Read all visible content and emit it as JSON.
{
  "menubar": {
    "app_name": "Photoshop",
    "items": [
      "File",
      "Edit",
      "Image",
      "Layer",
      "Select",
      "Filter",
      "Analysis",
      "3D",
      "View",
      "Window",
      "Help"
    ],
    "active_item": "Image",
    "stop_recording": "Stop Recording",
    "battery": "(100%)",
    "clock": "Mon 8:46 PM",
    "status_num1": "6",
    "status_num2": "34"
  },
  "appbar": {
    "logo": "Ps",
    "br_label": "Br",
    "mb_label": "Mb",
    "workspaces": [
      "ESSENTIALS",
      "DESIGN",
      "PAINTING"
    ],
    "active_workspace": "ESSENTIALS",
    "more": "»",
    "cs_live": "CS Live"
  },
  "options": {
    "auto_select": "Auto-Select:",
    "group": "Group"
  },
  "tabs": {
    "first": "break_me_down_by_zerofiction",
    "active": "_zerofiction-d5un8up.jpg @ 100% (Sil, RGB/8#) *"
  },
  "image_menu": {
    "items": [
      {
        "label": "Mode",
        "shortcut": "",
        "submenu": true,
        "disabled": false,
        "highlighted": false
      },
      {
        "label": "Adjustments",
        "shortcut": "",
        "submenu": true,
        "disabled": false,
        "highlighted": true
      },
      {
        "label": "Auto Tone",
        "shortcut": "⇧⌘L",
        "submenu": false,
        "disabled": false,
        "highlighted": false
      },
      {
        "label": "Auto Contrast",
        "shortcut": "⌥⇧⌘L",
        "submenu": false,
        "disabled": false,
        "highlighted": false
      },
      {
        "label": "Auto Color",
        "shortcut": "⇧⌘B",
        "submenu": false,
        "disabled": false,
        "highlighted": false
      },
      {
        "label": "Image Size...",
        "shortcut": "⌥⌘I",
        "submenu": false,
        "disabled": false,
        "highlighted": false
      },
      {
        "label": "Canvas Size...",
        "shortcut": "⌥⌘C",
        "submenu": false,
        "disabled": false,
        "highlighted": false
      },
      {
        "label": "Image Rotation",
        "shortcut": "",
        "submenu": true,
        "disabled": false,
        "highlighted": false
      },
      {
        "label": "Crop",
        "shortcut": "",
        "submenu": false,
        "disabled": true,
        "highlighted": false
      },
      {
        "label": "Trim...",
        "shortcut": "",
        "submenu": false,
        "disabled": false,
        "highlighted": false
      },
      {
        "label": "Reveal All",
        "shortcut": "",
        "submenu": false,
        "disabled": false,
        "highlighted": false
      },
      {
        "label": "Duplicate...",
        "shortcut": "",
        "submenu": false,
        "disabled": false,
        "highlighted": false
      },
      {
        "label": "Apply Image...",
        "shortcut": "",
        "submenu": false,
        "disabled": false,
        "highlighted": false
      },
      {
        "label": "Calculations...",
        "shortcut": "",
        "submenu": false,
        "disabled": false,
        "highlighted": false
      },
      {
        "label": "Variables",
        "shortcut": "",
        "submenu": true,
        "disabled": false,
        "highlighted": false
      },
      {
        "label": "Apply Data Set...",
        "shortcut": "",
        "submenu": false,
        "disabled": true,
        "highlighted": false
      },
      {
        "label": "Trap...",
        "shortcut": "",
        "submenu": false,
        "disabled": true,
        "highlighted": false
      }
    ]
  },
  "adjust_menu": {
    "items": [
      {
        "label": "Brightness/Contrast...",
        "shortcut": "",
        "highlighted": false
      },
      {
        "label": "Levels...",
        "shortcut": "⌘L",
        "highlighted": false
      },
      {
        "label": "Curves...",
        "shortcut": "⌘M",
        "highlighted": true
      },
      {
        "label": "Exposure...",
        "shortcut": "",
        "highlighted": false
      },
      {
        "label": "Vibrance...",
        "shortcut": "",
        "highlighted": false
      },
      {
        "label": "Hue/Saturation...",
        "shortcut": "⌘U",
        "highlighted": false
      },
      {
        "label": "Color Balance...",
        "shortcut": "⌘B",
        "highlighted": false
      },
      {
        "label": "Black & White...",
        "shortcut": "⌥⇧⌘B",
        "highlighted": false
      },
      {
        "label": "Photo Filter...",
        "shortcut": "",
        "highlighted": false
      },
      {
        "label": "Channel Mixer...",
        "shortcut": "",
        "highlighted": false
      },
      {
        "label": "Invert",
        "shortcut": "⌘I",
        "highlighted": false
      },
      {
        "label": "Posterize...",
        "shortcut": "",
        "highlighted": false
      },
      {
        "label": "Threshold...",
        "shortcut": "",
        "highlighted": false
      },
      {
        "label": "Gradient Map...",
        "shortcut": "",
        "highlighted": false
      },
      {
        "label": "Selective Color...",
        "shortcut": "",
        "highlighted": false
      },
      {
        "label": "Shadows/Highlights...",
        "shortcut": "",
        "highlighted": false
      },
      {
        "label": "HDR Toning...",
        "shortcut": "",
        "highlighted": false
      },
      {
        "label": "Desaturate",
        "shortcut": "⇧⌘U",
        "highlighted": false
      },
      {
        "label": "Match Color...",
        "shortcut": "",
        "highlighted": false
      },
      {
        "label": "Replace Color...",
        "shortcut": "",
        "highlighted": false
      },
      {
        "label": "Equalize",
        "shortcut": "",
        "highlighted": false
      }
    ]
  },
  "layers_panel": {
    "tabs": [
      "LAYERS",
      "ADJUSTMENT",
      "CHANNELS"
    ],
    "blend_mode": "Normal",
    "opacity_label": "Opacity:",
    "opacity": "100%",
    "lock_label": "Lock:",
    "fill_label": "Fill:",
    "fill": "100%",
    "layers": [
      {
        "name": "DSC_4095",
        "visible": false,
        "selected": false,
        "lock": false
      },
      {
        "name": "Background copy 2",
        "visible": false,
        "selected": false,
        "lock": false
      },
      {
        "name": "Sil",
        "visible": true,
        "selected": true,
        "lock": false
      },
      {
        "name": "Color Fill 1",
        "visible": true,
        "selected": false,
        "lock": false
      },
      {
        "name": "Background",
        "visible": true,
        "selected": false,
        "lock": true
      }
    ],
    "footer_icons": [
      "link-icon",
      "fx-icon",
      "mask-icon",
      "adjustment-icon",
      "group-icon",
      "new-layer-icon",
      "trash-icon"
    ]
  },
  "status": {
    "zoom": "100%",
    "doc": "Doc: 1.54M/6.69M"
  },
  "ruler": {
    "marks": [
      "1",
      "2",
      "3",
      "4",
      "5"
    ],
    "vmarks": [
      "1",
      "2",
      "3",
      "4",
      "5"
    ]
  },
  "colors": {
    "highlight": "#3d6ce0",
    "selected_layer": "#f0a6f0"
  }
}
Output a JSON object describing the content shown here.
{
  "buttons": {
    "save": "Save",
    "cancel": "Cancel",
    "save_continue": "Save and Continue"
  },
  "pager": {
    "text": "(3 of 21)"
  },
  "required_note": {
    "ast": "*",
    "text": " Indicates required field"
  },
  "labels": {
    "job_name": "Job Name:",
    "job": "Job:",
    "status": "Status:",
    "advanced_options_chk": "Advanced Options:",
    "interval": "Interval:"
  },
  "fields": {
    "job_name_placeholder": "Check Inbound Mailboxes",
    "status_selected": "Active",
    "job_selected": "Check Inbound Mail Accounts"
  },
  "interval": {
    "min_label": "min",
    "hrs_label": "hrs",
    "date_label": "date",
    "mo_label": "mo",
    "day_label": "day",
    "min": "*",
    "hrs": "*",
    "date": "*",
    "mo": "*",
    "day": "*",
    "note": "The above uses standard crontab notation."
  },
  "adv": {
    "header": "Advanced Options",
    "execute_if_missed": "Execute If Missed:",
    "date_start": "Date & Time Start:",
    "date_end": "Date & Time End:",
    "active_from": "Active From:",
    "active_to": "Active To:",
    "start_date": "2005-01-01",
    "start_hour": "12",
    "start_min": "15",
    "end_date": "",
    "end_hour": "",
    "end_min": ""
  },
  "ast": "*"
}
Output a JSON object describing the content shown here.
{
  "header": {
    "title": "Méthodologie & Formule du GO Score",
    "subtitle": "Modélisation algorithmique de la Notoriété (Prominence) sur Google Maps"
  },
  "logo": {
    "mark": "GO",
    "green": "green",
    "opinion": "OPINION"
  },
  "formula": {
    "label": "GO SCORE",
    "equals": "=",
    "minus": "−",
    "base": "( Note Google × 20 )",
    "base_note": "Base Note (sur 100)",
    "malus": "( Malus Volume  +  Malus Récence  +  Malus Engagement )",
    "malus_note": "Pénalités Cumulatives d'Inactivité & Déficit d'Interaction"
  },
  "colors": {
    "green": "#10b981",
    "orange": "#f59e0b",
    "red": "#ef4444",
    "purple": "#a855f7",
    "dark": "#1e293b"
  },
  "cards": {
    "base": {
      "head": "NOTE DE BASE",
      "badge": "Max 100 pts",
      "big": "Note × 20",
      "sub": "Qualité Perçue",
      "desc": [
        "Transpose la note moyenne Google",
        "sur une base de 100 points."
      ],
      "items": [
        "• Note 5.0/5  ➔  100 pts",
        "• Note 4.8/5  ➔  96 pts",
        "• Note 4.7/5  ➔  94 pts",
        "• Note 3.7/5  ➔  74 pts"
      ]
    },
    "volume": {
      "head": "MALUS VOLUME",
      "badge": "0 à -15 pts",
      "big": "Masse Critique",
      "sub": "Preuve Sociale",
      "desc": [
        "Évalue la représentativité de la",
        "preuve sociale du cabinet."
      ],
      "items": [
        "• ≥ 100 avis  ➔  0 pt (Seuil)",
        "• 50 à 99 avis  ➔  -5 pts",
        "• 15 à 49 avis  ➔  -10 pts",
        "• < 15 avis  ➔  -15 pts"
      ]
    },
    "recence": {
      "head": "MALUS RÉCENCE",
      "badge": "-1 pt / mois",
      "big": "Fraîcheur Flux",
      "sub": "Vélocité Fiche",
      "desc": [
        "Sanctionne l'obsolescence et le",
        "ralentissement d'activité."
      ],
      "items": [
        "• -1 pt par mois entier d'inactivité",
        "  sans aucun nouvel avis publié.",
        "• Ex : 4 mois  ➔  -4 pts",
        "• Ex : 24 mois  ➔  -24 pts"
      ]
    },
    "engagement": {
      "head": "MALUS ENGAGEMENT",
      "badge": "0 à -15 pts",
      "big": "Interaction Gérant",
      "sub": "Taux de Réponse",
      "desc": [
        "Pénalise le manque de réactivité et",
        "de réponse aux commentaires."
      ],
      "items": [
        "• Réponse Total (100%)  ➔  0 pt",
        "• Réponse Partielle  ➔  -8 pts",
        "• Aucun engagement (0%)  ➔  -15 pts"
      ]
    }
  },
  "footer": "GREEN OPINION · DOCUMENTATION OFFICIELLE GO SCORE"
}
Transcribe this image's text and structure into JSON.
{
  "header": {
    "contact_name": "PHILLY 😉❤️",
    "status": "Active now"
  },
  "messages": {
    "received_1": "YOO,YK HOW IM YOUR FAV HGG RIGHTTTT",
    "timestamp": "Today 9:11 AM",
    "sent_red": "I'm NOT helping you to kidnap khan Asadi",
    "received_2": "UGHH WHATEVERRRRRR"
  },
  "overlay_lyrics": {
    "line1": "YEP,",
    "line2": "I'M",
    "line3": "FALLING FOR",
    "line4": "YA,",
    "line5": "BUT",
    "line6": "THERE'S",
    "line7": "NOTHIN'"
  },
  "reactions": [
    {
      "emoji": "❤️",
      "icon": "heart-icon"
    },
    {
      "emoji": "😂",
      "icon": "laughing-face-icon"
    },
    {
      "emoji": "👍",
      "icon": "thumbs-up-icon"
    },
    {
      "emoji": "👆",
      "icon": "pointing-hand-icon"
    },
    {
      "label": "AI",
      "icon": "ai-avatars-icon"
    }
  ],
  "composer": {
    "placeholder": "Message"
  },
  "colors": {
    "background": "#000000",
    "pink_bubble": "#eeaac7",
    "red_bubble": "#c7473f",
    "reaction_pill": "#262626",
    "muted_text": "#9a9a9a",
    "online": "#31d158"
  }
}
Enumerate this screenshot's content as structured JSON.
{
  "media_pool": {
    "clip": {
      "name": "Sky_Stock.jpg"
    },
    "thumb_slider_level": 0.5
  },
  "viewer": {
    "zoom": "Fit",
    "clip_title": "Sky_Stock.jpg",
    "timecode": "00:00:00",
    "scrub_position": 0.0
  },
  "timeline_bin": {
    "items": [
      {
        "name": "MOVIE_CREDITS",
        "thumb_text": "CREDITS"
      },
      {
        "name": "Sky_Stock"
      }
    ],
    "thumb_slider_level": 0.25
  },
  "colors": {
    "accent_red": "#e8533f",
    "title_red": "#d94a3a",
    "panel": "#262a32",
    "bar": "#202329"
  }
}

Challenge
Give back, exactly as written, the lines from the one with "Enumerate this screenshot's" to the last line.

Answer for this exercise
Enumerate this screenshot's content as structured JSON.
{
  "media_pool": {
    "clip": {
      "name": "Sky_Stock.jpg"
    },
    "thumb_slider_level": 0.5
  },
  "viewer": {
    "zoom": "Fit",
    "clip_title": "Sky_Stock.jpg",
    "timecode": "00:00:00",
    "scrub_position": 0.0
  },
  "timeline_bin": {
    "items": [
      {
        "name": "MOVIE_CREDITS",
        "thumb_text": "CREDITS"
      },
      {
        "name": "Sky_Stock"
      }
    ],
    "thumb_slider_level": 0.25
  },
  "colors": {
    "accent_red": "#e8533f",
    "title_red": "#d94a3a",
    "panel": "#262a32",
    "bar": "#202329"
  }
}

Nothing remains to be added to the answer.